_Task prompt_. Count lines holding the word "subtitle". Only the number is wanted.

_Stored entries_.
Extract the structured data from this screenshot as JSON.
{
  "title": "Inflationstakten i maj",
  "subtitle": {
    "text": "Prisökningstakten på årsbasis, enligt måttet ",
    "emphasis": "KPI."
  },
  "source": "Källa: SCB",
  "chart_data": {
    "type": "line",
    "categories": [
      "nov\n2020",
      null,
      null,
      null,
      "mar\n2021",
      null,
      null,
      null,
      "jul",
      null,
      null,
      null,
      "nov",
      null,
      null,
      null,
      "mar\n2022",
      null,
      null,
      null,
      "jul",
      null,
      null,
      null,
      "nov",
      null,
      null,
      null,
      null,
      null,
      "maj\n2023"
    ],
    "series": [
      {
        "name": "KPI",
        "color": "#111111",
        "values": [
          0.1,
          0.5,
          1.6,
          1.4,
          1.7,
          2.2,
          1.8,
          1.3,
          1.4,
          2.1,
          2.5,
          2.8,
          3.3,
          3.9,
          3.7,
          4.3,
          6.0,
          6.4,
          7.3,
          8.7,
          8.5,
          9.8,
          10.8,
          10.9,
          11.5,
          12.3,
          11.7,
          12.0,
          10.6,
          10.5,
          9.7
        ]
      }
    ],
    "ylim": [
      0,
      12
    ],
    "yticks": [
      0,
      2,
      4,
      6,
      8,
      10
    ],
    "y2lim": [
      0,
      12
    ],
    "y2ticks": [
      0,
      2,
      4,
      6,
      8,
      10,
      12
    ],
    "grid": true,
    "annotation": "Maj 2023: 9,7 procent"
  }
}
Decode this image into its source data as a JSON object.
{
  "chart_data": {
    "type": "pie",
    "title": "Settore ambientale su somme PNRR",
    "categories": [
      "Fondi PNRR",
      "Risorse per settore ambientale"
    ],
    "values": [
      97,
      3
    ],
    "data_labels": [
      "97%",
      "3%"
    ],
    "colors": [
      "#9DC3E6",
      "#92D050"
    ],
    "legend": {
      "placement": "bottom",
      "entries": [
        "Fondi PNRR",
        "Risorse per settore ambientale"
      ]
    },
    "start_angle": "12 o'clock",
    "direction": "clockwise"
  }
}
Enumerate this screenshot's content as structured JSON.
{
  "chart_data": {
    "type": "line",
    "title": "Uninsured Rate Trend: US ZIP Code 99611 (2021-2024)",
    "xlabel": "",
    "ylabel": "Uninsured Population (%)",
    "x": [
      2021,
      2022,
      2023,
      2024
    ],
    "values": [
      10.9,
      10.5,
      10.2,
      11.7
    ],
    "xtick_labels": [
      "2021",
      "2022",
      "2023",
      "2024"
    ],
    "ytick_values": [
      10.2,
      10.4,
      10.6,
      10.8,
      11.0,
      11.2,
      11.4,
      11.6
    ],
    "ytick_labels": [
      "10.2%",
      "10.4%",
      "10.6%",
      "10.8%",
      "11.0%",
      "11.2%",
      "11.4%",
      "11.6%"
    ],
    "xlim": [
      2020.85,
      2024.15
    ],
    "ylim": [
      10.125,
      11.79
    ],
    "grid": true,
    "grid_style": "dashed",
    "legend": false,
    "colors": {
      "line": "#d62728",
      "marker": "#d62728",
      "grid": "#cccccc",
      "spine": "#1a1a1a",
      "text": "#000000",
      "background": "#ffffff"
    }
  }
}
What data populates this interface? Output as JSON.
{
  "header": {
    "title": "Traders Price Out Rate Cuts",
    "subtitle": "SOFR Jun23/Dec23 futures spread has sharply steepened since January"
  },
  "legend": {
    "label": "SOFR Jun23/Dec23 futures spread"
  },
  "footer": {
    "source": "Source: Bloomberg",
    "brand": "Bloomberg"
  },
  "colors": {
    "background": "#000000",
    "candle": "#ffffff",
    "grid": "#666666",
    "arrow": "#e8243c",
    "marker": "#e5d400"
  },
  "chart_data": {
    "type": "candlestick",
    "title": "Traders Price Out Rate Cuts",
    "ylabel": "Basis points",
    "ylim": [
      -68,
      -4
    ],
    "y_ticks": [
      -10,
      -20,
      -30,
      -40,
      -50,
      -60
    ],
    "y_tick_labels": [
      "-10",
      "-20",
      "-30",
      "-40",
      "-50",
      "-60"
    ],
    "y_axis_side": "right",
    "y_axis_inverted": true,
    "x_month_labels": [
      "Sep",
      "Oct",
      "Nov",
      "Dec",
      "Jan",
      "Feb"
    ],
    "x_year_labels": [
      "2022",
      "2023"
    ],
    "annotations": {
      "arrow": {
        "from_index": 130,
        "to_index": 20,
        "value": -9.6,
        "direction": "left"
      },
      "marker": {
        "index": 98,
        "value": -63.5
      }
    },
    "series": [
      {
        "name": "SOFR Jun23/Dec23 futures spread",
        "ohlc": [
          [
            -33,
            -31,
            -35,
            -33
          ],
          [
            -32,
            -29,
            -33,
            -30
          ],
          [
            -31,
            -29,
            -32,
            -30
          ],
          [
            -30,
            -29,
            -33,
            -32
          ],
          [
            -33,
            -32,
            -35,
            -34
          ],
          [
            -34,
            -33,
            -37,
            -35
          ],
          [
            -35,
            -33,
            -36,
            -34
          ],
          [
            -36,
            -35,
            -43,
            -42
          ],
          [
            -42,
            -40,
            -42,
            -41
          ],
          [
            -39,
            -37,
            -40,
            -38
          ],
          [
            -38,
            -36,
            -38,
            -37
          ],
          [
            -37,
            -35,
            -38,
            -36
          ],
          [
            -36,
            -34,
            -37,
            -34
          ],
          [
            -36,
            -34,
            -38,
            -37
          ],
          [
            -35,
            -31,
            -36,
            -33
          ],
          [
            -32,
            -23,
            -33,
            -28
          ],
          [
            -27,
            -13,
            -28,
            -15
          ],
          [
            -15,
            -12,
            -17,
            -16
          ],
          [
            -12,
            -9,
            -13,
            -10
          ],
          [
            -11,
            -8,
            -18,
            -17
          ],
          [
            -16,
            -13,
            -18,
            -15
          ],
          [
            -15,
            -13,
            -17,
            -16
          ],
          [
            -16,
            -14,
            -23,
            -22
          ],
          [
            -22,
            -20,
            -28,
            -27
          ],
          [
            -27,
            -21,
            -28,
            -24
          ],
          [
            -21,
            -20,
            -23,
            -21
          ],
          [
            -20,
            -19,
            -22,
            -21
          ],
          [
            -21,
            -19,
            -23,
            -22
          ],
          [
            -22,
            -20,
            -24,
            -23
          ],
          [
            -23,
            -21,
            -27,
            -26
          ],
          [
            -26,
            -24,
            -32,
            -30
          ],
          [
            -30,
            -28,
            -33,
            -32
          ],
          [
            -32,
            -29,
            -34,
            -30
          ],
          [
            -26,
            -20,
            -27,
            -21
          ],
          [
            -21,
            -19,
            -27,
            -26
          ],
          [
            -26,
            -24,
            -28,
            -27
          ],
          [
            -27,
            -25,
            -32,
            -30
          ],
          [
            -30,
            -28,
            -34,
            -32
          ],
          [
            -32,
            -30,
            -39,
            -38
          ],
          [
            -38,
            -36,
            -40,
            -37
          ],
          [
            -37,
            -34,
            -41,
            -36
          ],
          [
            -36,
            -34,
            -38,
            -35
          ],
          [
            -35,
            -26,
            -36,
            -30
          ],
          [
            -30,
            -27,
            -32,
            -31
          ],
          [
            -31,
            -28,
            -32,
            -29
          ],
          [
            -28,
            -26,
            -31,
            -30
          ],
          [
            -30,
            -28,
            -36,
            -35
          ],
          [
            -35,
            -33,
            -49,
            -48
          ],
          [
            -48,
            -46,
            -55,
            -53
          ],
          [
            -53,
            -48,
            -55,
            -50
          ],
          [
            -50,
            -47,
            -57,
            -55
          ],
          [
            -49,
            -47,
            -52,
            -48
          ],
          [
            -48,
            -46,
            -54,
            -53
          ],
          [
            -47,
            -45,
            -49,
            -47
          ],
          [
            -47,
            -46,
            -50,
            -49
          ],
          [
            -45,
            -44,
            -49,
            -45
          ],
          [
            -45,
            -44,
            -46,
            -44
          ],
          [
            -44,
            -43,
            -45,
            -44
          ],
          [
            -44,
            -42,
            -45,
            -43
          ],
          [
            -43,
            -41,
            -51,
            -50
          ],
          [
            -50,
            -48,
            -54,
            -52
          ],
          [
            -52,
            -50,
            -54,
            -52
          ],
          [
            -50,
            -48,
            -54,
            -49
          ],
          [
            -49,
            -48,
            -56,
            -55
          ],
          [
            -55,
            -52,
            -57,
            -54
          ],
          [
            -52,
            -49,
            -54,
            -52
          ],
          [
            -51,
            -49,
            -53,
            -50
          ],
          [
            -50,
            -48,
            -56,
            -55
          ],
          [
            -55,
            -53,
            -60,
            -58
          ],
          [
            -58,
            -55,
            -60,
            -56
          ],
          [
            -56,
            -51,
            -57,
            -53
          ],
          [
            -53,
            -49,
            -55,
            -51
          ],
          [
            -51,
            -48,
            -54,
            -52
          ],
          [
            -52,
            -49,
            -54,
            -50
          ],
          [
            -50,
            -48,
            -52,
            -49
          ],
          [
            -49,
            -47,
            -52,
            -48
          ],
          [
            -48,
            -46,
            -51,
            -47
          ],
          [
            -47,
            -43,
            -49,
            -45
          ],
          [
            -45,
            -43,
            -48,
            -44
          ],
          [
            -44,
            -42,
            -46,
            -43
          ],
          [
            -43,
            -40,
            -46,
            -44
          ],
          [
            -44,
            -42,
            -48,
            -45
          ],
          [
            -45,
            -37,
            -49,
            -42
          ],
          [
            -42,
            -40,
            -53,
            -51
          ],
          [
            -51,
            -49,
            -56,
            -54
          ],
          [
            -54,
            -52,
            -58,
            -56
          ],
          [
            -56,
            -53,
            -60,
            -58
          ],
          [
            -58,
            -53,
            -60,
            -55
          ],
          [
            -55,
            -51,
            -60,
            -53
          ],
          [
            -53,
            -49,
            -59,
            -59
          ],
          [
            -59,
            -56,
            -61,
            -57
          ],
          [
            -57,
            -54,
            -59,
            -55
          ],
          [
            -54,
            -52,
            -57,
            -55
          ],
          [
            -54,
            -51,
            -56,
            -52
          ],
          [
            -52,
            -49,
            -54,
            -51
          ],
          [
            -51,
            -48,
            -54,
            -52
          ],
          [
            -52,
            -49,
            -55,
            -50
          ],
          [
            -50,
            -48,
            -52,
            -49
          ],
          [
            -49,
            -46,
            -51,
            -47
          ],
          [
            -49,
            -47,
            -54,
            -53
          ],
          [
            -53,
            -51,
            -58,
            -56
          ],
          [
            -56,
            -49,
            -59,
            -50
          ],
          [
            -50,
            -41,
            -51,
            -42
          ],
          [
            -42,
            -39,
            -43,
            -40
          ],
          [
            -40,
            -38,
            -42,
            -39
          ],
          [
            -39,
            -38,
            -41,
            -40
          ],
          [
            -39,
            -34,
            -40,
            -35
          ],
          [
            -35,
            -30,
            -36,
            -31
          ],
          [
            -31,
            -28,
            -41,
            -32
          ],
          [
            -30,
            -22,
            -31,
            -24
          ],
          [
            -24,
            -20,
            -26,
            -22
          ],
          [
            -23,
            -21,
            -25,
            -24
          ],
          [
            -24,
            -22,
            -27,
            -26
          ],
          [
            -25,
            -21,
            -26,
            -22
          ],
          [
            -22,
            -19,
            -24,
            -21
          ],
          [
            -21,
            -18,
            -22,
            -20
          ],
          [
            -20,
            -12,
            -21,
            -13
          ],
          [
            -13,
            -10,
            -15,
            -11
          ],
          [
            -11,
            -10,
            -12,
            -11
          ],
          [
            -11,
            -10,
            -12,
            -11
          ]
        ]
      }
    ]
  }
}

_Problem solution_. 2